● **Written problem**: Count the lines in the entries below that contain the string "close", matching case exactly, and give only that number.

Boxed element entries
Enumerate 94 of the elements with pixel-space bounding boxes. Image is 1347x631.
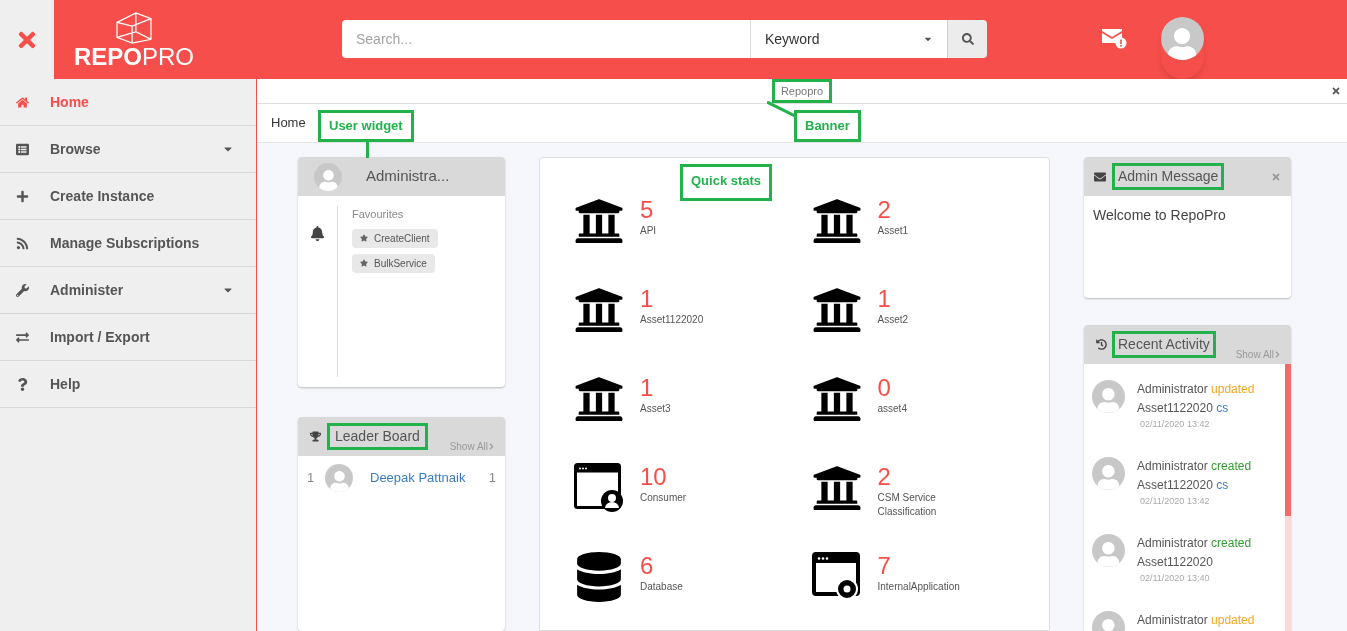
stat-count: 7	[877, 552, 892, 580]
chevron-icon	[488, 443, 495, 450]
rss-icon	[16, 236, 29, 250]
favourites-title: Favourites	[352, 207, 404, 222]
bank-icon	[811, 196, 862, 246]
stat-count: 10	[640, 463, 668, 491]
wrench-icon	[16, 283, 29, 297]
stat-label: Asset1	[877, 224, 910, 238]
star-icon	[360, 234, 368, 242]
stat-count: 0	[877, 374, 892, 402]
stat-count: 1	[877, 285, 892, 313]
annotation-label: Banner	[794, 110, 861, 142]
window-user-icon	[574, 463, 624, 513]
stat-label: InternalApplication	[877, 580, 961, 594]
stat-label: API	[640, 224, 658, 238]
avatar-icon	[325, 464, 353, 492]
stat-label: asset4	[877, 402, 908, 416]
close-icon[interactable]	[1331, 86, 1341, 96]
stat-label: Asset1122020	[640, 313, 705, 327]
stat-label: Asset2	[877, 313, 910, 327]
avatar-icon	[1092, 380, 1125, 413]
user-link[interactable]: Deepak Pattnaik	[370, 468, 489, 488]
close-button[interactable]	[0, 0, 54, 79]
bank-icon	[811, 463, 862, 513]
cube-icon	[114, 10, 154, 45]
plus-icon	[16, 189, 29, 203]
breadcrumb[interactable]: Home	[271, 113, 306, 133]
logo[interactable]: REPOPRO	[74, 0, 194, 79]
annotation-label: Quick stats	[680, 164, 773, 201]
sidebar-item[interactable]: Help	[0, 361, 256, 408]
logo-text: REPOPRO	[74, 44, 194, 69]
avatar-icon	[1092, 534, 1125, 567]
activity-text: Administrator created	[1137, 458, 1252, 475]
bank-icon	[811, 285, 862, 335]
annotation-label: User widget	[318, 110, 414, 142]
callout-line	[767, 101, 797, 119]
star-icon	[360, 259, 368, 267]
activity-text: Administrator updated	[1137, 381, 1255, 398]
stat-count: 1	[640, 374, 655, 402]
stat-count: 1	[640, 285, 655, 313]
home-icon	[16, 95, 29, 109]
stat-count: 2	[877, 196, 892, 224]
activity-asset: Asset1122020 cs	[1137, 400, 1230, 417]
stat-label: Database	[640, 580, 684, 594]
chevron-icon	[1274, 351, 1281, 358]
panel-title: Recent Activity	[1112, 331, 1216, 358]
avatar-icon	[1092, 457, 1125, 490]
activity-text: Administrator created	[1137, 535, 1252, 552]
sidebar-item[interactable]: Import / Export	[0, 314, 256, 361]
favourite-tag[interactable]: CreateClient	[352, 228, 438, 248]
mail-alert-icon[interactable]	[1101, 27, 1127, 49]
sidebar-item[interactable]: Administer	[0, 267, 256, 314]
sidebar-item[interactable]: Browse	[0, 126, 256, 173]
sidebar-item[interactable]: Create Instance	[0, 173, 256, 220]
history-icon	[1096, 339, 1107, 350]
stat-label: CSM Service Classification	[877, 491, 938, 519]
activity-time: 02/11/2020 13:40	[1139, 572, 1211, 584]
search-type-dropdown[interactable]: Keyword	[751, 20, 947, 58]
search-button[interactable]	[947, 20, 987, 58]
admin-message-text: Welcome to RepoPro	[1092, 206, 1227, 225]
avatar-icon	[314, 162, 342, 191]
favourite-tag[interactable]: BulkService	[352, 253, 435, 273]
question-icon	[16, 377, 29, 391]
activity-time: 02/11/2020 13:42	[1139, 495, 1211, 507]
banner-text: Repopro	[771, 78, 833, 104]
bank-icon	[574, 196, 624, 246]
panel-title: Leader Board	[327, 423, 428, 450]
bank-icon	[811, 374, 862, 424]
activity-asset: Asset1122020	[1137, 554, 1214, 571]
search-icon	[961, 33, 974, 45]
bank-icon	[574, 285, 624, 335]
score: 1	[488, 469, 496, 488]
scrollbar[interactable]	[1285, 364, 1291, 631]
activity-asset: Asset1122020 cs	[1137, 477, 1230, 494]
stat-label: Asset3	[640, 402, 672, 416]
rank: 1	[307, 469, 316, 488]
database-icon	[574, 552, 624, 602]
stat-count: 2	[877, 463, 892, 491]
arrows-icon	[16, 330, 29, 344]
trophy-icon	[310, 431, 321, 442]
envelope-icon	[1094, 170, 1106, 183]
panel-title: Admin Message	[1112, 163, 1225, 190]
sidebar-item[interactable]: Manage Subscriptions	[0, 220, 256, 267]
list-icon	[16, 142, 29, 156]
user-avatar	[1161, 17, 1204, 60]
bell-icon[interactable]	[310, 226, 325, 241]
search-field[interactable]: Search...	[342, 20, 751, 58]
stat-count: 6	[640, 552, 655, 580]
stat-label: Consumer	[640, 491, 688, 505]
activity-time: 02/11/2020 13:42	[1139, 418, 1211, 430]
user-name: Administra...	[366, 166, 450, 187]
stat-count: 5	[640, 196, 655, 224]
bank-icon	[574, 374, 624, 424]
activity-text: Administrator updated	[1137, 612, 1255, 629]
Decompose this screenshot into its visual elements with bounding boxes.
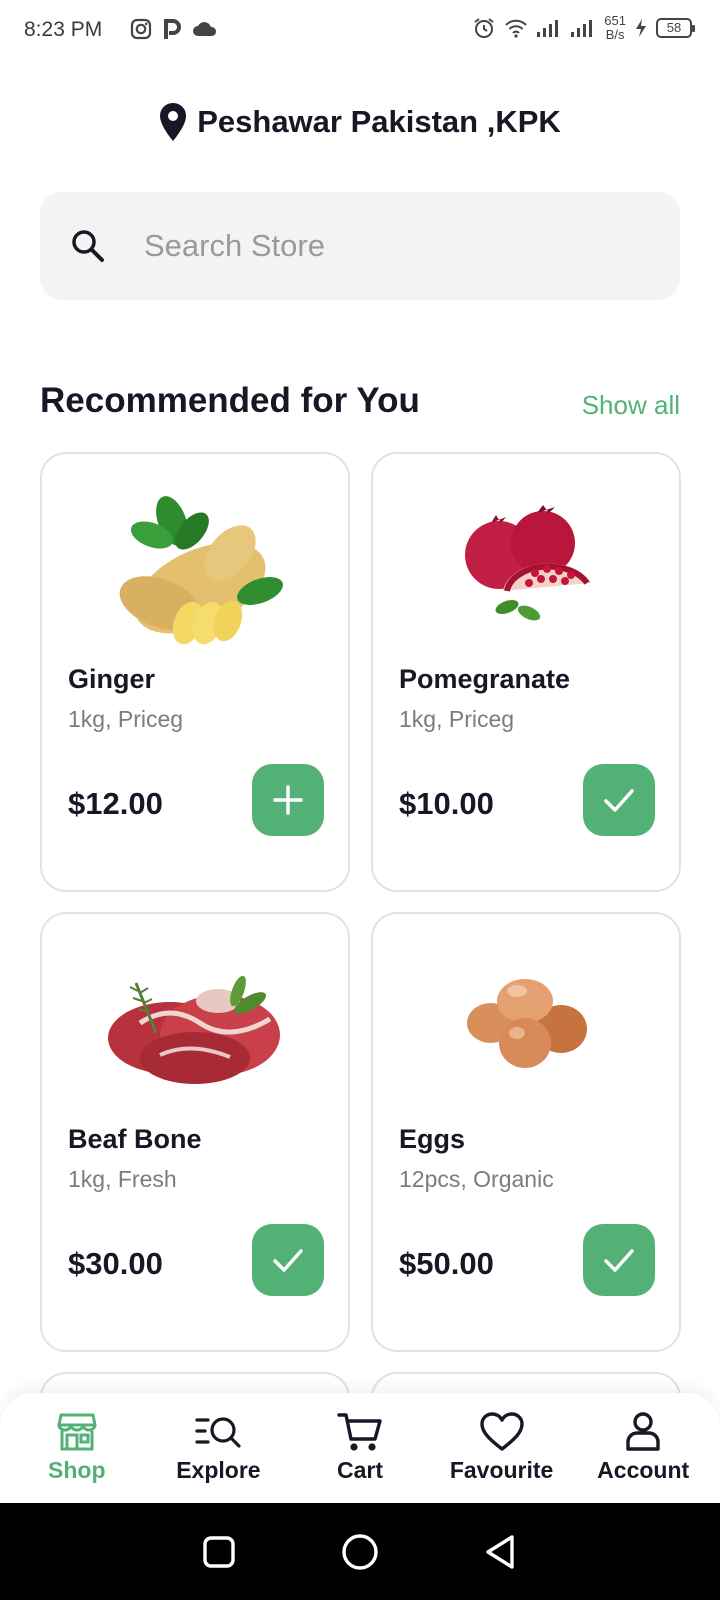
product-card-eggs[interactable]: Eggs 12pcs, Organic $50.00 <box>371 912 681 1352</box>
battery-icon: 58 <box>656 18 695 38</box>
status-notification-icons <box>130 18 218 40</box>
status-time: 8:23 PM <box>24 18 103 41</box>
search-input[interactable] <box>144 192 644 300</box>
nav-label: Shop <box>48 1457 106 1483</box>
nav-explore[interactable]: Explore <box>148 1393 288 1503</box>
added-to-cart-button[interactable] <box>252 1224 324 1296</box>
location-text: Peshawar Pakistan ,KPK <box>197 104 561 139</box>
product-price: $30.00 <box>68 1246 163 1281</box>
product-name: Beaf Bone <box>68 1124 202 1154</box>
product-name: Pomegranate <box>399 664 571 694</box>
added-to-cart-button[interactable] <box>583 1224 655 1296</box>
heart-icon <box>479 1412 524 1451</box>
network-speed-value: 651 <box>604 13 626 28</box>
status-system-icons: 651 B/s 58 <box>472 14 695 42</box>
network-speed-unit: B/s <box>605 27 625 42</box>
product-price: $50.00 <box>399 1246 494 1281</box>
product-image-pomegranate <box>373 478 679 658</box>
product-name: Eggs <box>399 1124 466 1154</box>
product-image-ginger <box>42 478 348 658</box>
product-card-ginger[interactable]: Ginger 1kg, Priceg $12.00 <box>40 452 350 892</box>
alarm-icon <box>474 18 494 38</box>
location-selector[interactable]: Peshawar Pakistan ,KPK <box>0 102 720 142</box>
back-icon[interactable] <box>484 1534 518 1570</box>
bottom-nav: Shop Explore Cart Favourite Account <box>0 1393 720 1503</box>
nav-label: Account <box>597 1457 690 1483</box>
search-icon <box>72 230 104 262</box>
product-card-beaf-bone[interactable]: Beaf Bone 1kg, Fresh $30.00 <box>40 912 350 1352</box>
product-subtitle: 1kg, Priceg <box>399 706 515 732</box>
nav-account[interactable]: Account <box>573 1393 713 1503</box>
product-name: Ginger <box>68 664 156 694</box>
p-app-icon <box>164 19 181 39</box>
product-image-eggs <box>373 938 679 1118</box>
instagram-icon <box>130 18 152 40</box>
home-icon[interactable] <box>341 1533 379 1571</box>
product-subtitle: 1kg, Priceg <box>68 706 184 732</box>
section-title: Recommended for You <box>40 381 420 420</box>
plus-icon <box>273 785 303 815</box>
recent-apps-icon[interactable] <box>202 1535 236 1569</box>
nav-shop[interactable]: Shop <box>7 1393 147 1503</box>
nav-label: Favourite <box>449 1457 554 1483</box>
nav-favourite[interactable]: Favourite <box>432 1393 572 1503</box>
check-icon <box>604 789 634 812</box>
account-icon <box>626 1412 660 1451</box>
location-pin-icon <box>160 103 187 141</box>
network-speed: 651 B/s <box>604 14 626 42</box>
product-image-beaf-bone <box>42 938 348 1118</box>
status-bar: 8:23 PM 651 B/s 58 <box>0 0 720 64</box>
product-price: $12.00 <box>68 786 163 821</box>
signal-icon-2 <box>571 20 593 37</box>
added-to-cart-button[interactable] <box>583 764 655 836</box>
system-navigation-bar <box>0 1503 720 1600</box>
product-subtitle: 12pcs, Organic <box>399 1166 554 1192</box>
nav-label: Cart <box>336 1457 383 1483</box>
check-icon <box>273 1249 303 1272</box>
charging-icon <box>636 19 646 37</box>
shop-icon <box>57 1413 97 1451</box>
cart-icon <box>337 1413 382 1451</box>
explore-icon <box>195 1417 241 1448</box>
wifi-icon <box>505 19 528 38</box>
product-subtitle: 1kg, Fresh <box>68 1166 177 1192</box>
cloud-icon <box>193 22 217 36</box>
nav-cart[interactable]: Cart <box>290 1393 430 1503</box>
show-all-link[interactable]: Show all <box>582 390 680 421</box>
add-to-cart-button[interactable] <box>252 764 324 836</box>
product-card-pomegranate[interactable]: Pomegranate 1kg, Priceg $10.00 <box>371 452 681 892</box>
nav-label: Explore <box>176 1457 261 1483</box>
signal-icon <box>537 20 559 37</box>
check-icon <box>604 1249 634 1272</box>
product-price: $10.00 <box>399 786 494 821</box>
search-bar[interactable] <box>40 192 680 300</box>
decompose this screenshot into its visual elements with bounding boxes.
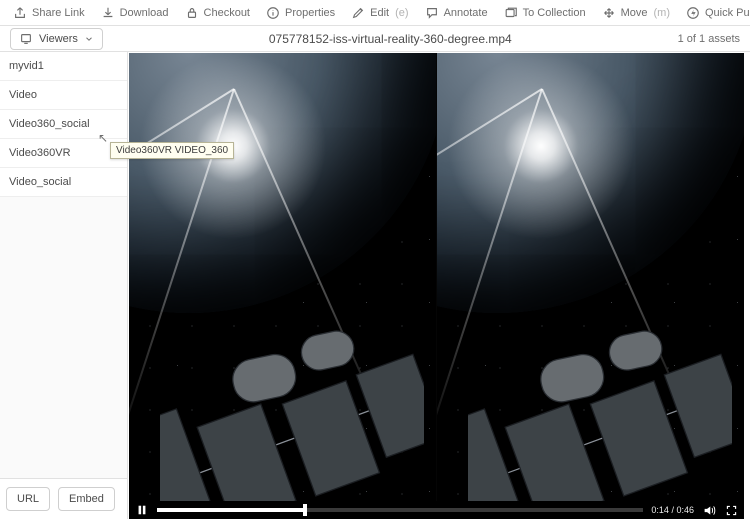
- sidebar-item-myvid1[interactable]: myvid1: [0, 52, 127, 81]
- quick-publish-label: Quick Publish: [705, 7, 750, 19]
- video-viewport[interactable]: [129, 53, 744, 501]
- time-current: 0:14: [651, 505, 669, 515]
- pause-button[interactable]: [135, 503, 149, 517]
- lock-icon: [185, 6, 199, 20]
- move-icon: [602, 6, 616, 20]
- sidebar-item-label: Video360_social: [9, 118, 90, 130]
- share-icon: [13, 6, 27, 20]
- move-label: Move: [621, 7, 648, 19]
- properties-label: Properties: [285, 7, 335, 19]
- move-shortcut: (m): [654, 7, 671, 19]
- download-label: Download: [120, 7, 169, 19]
- sidebar-item-video-social[interactable]: Video_social: [0, 168, 127, 197]
- download-icon: [101, 6, 115, 20]
- move-button[interactable]: Move (m): [595, 3, 677, 23]
- viewers-dropdown[interactable]: Viewers: [10, 28, 103, 50]
- sidebar-item-label: Video_social: [9, 176, 71, 188]
- titlebar: Viewers 075778152-iss-virtual-reality-36…: [0, 26, 750, 52]
- chevron-down-icon: [84, 34, 94, 44]
- stereo-right-eye: [436, 53, 744, 501]
- seek-fill: [157, 508, 303, 512]
- checkout-label: Checkout: [204, 7, 250, 19]
- quick-publish-button[interactable]: Quick Publish: [679, 3, 750, 23]
- sidebar-item-label: myvid1: [9, 60, 44, 72]
- viewers-icon: [19, 32, 33, 46]
- video-player: 0:14 / 0:46: [128, 52, 750, 519]
- fullscreen-button[interactable]: [724, 503, 738, 517]
- share-link-button[interactable]: Share Link: [6, 3, 92, 23]
- sidebar-item-video[interactable]: Video: [0, 81, 127, 110]
- url-button[interactable]: URL: [6, 487, 50, 511]
- properties-button[interactable]: Properties: [259, 3, 342, 23]
- pencil-icon: [351, 6, 365, 20]
- time-display: 0:14 / 0:46: [651, 505, 694, 515]
- viewers-label: Viewers: [39, 33, 78, 45]
- annotate-label: Annotate: [444, 7, 488, 19]
- time-total: 0:46: [676, 505, 694, 515]
- viewers-sidebar: myvid1 Video Video360_social Video360VR …: [0, 52, 128, 519]
- video-controls: 0:14 / 0:46: [129, 501, 744, 519]
- embed-button[interactable]: Embed: [58, 487, 115, 511]
- to-collection-label: To Collection: [523, 7, 586, 19]
- collection-icon: [504, 6, 518, 20]
- asset-count: 1 of 1 assets: [678, 33, 740, 45]
- volume-button[interactable]: [702, 503, 716, 517]
- sidebar-item-video360vr[interactable]: Video360VR: [0, 139, 127, 168]
- edit-shortcut: (e): [395, 7, 408, 19]
- sidebar-item-label: Video360VR: [9, 147, 71, 159]
- edit-button[interactable]: Edit (e): [344, 3, 415, 23]
- download-button[interactable]: Download: [94, 3, 176, 23]
- share-link-label: Share Link: [32, 7, 85, 19]
- edit-label: Edit: [370, 7, 389, 19]
- comment-icon: [425, 6, 439, 20]
- sidebar-tooltip: Video360VR VIDEO_360: [110, 142, 234, 159]
- toolbar: Share Link Download Checkout Properties …: [0, 0, 750, 26]
- bolt-icon: [686, 6, 700, 20]
- asset-filename: 075778152-iss-virtual-reality-360-degree…: [103, 32, 678, 46]
- seek-thumb[interactable]: [303, 504, 307, 516]
- info-icon: [266, 6, 280, 20]
- sidebar-item-video360-social[interactable]: Video360_social: [0, 110, 127, 139]
- to-collection-button[interactable]: To Collection: [497, 3, 593, 23]
- annotate-button[interactable]: Annotate: [418, 3, 495, 23]
- stereo-left-eye: [129, 53, 436, 501]
- seek-track[interactable]: [157, 508, 643, 512]
- sidebar-item-label: Video: [9, 89, 37, 101]
- checkout-button[interactable]: Checkout: [178, 3, 257, 23]
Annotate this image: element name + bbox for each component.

● **Answer to this task**: 2